- [DIRECTION]: Give the entries back exactly, dropping each image.

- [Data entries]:

______

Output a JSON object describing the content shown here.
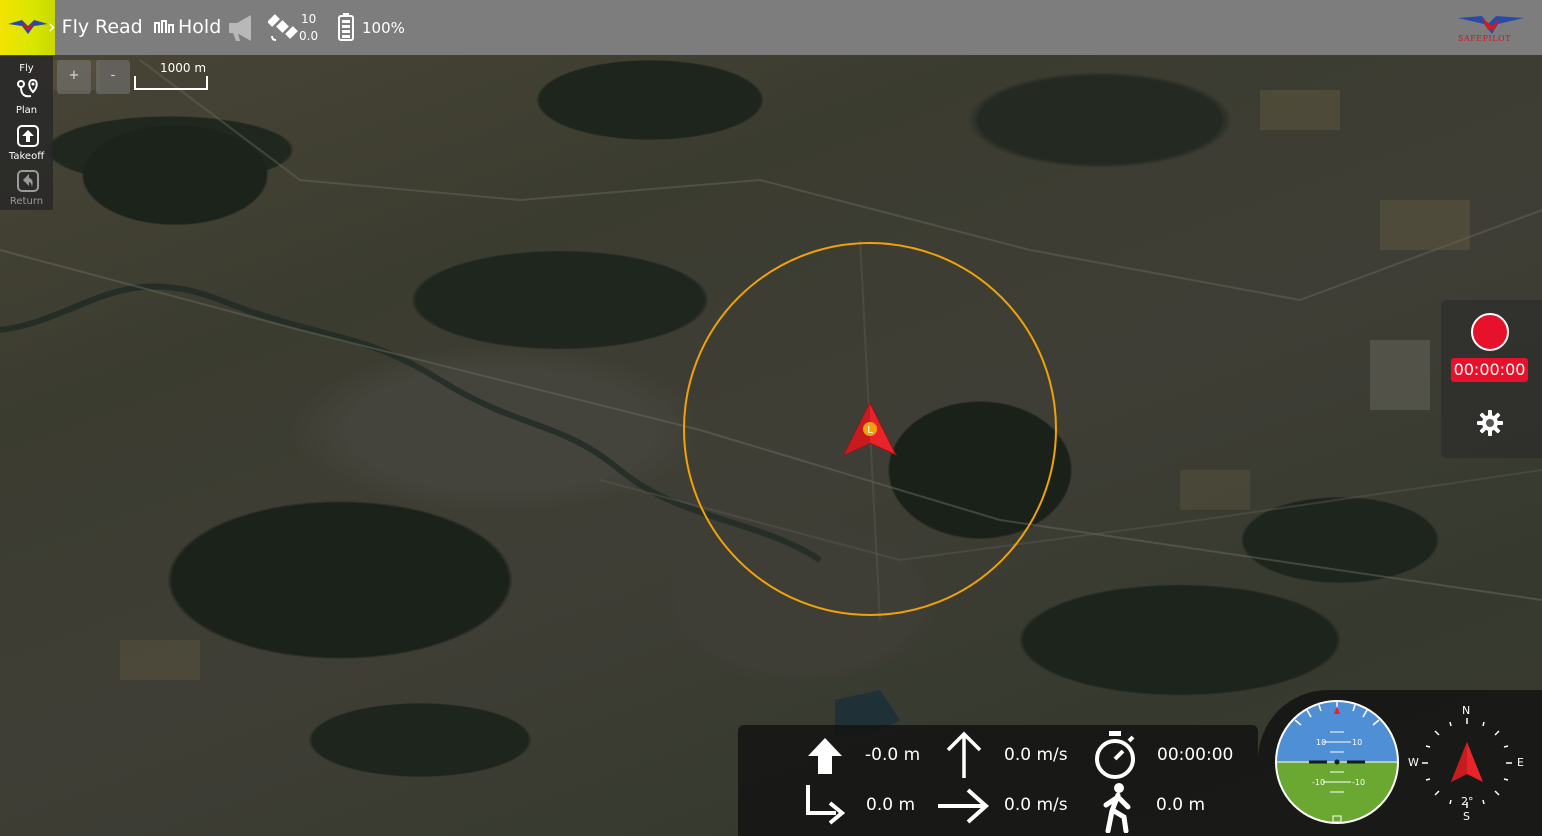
{
  "toolbar": {
    "flight_mode_partial": "Fly",
    "status": "Ready",
    "mode": "Hold",
    "satellite_count": "10",
    "hdop": "0.0",
    "battery": "100%"
  },
  "brand": {
    "logo_text": "SAFEPILOT"
  },
  "tools": {
    "fly": "Fly",
    "plan": "Plan",
    "takeoff": "Takeoff",
    "return": "Return"
  },
  "map": {
    "zoom_in": "+",
    "zoom_out": "-",
    "scale": "1000 m",
    "vehicle_label": "L",
    "geofence_color": "#f0a20a",
    "vehicle_color": "#e8242a"
  },
  "recorder": {
    "time": "00:00:00",
    "color": "#e8112b"
  },
  "values": {
    "altitude": "-0.0 m",
    "vertical_speed": "0.0 m/s",
    "flight_time": "00:00:00",
    "distance_home": "0.0 m",
    "horizontal_speed": "0.0 m/s",
    "distance_ground": "0.0 m"
  },
  "attitude": {
    "pitch_labels": [
      "10",
      "10",
      "-10",
      "-10"
    ],
    "sky_color": "#4f8fd6",
    "ground_color": "#6aa832"
  },
  "compass": {
    "n": "N",
    "e": "E",
    "s": "S",
    "w": "W",
    "heading": "2°"
  },
  "icons": [
    "megaphone-icon",
    "satellite-icon",
    "battery-icon",
    "plan-icon",
    "takeoff-icon",
    "return-icon",
    "gear-icon",
    "arrow-up-icon",
    "vertical-speed-icon",
    "stopwatch-icon",
    "home-distance-icon",
    "horizontal-speed-icon",
    "walker-icon"
  ]
}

______

- [REPLY TO THE EXERCISE]:
Output a JSON object describing the content shown here.
{
  "toolbar": {
    "flight_mode_partial": "Fly",
    "status": "Ready",
    "mode": "Hold",
    "satellite_count": "10",
    "hdop": "0.0",
    "battery": "100%"
  },
  "brand": {
    "logo_text": "SAFEPILOT"
  },
  "tools": {
    "fly": "Fly",
    "plan": "Plan",
    "takeoff": "Takeoff",
    "return": "Return"
  },
  "map": {
    "zoom_in": "+",
    "zoom_out": "-",
    "scale": "1000 m",
    "vehicle_label": "L",
    "geofence_color": "#f0a20a",
    "vehicle_color": "#e8242a"
  },
  "recorder": {
    "time": "00:00:00",
    "color": "#e8112b"
  },
  "values": {
    "altitude": "-0.0 m",
    "vertical_speed": "0.0 m/s",
    "flight_time": "00:00:00",
    "distance_home": "0.0 m",
    "horizontal_speed": "0.0 m/s",
    "distance_ground": "0.0 m"
  },
  "attitude": {
    "pitch_labels": [
      "10",
      "10",
      "-10",
      "-10"
    ],
    "sky_color": "#4f8fd6",
    "ground_color": "#6aa832"
  },
  "compass": {
    "n": "N",
    "e": "E",
    "s": "S",
    "w": "W",
    "heading": "2°"
  },
  "icons": [
    "megaphone-icon",
    "satellite-icon",
    "battery-icon",
    "plan-icon",
    "takeoff-icon",
    "return-icon",
    "gear-icon",
    "arrow-up-icon",
    "vertical-speed-icon",
    "stopwatch-icon",
    "home-distance-icon",
    "horizontal-speed-icon",
    "walker-icon"
  ]
}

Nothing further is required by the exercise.